== Goal ==
Repeat, exactly and in full, the lines of the listing below, but without any pictures.

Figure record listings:
* START *
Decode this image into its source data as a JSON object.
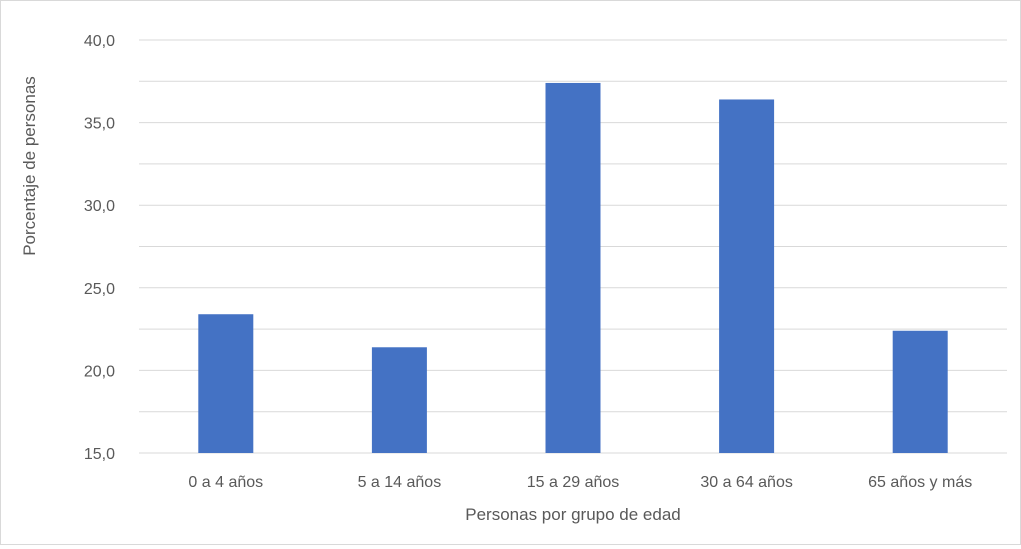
{
  "chart_data": {
    "type": "bar",
    "title": "",
    "xlabel": "Personas por grupo de edad",
    "ylabel": "Porcentaje de personas",
    "categories": [
      "0 a 4 años",
      "5 a 14 años",
      "15 a 29 años",
      "30 a 64 años",
      "65 años y más"
    ],
    "series": [
      {
        "values": [
          23.4,
          21.4,
          37.4,
          36.4,
          22.4
        ]
      }
    ],
    "ylim": [
      15,
      40
    ],
    "yticks": [
      15,
      20,
      25,
      30,
      35,
      40
    ],
    "ytick_labels": [
      "15,0",
      "20,0",
      "25,0",
      "30,0",
      "35,0",
      "40,0"
    ],
    "grid": true,
    "legend": "none",
    "colors": {
      "bar": "#4472C4",
      "grid": "#d9d9d9",
      "text": "#595959"
    }
  }
}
* END *
== Full response ==
Decode this image into its source data as a JSON object.
{
  "chart_data": {
    "type": "bar",
    "title": "",
    "xlabel": "Personas por grupo de edad",
    "ylabel": "Porcentaje de personas",
    "categories": [
      "0 a 4 años",
      "5 a 14 años",
      "15 a 29 años",
      "30 a 64 años",
      "65 años y más"
    ],
    "series": [
      {
        "values": [
          23.4,
          21.4,
          37.4,
          36.4,
          22.4
        ]
      }
    ],
    "ylim": [
      15,
      40
    ],
    "yticks": [
      15,
      20,
      25,
      30,
      35,
      40
    ],
    "ytick_labels": [
      "15,0",
      "20,0",
      "25,0",
      "30,0",
      "35,0",
      "40,0"
    ],
    "grid": true,
    "legend": "none",
    "colors": {
      "bar": "#4472C4",
      "grid": "#d9d9d9",
      "text": "#595959"
    }
  }
}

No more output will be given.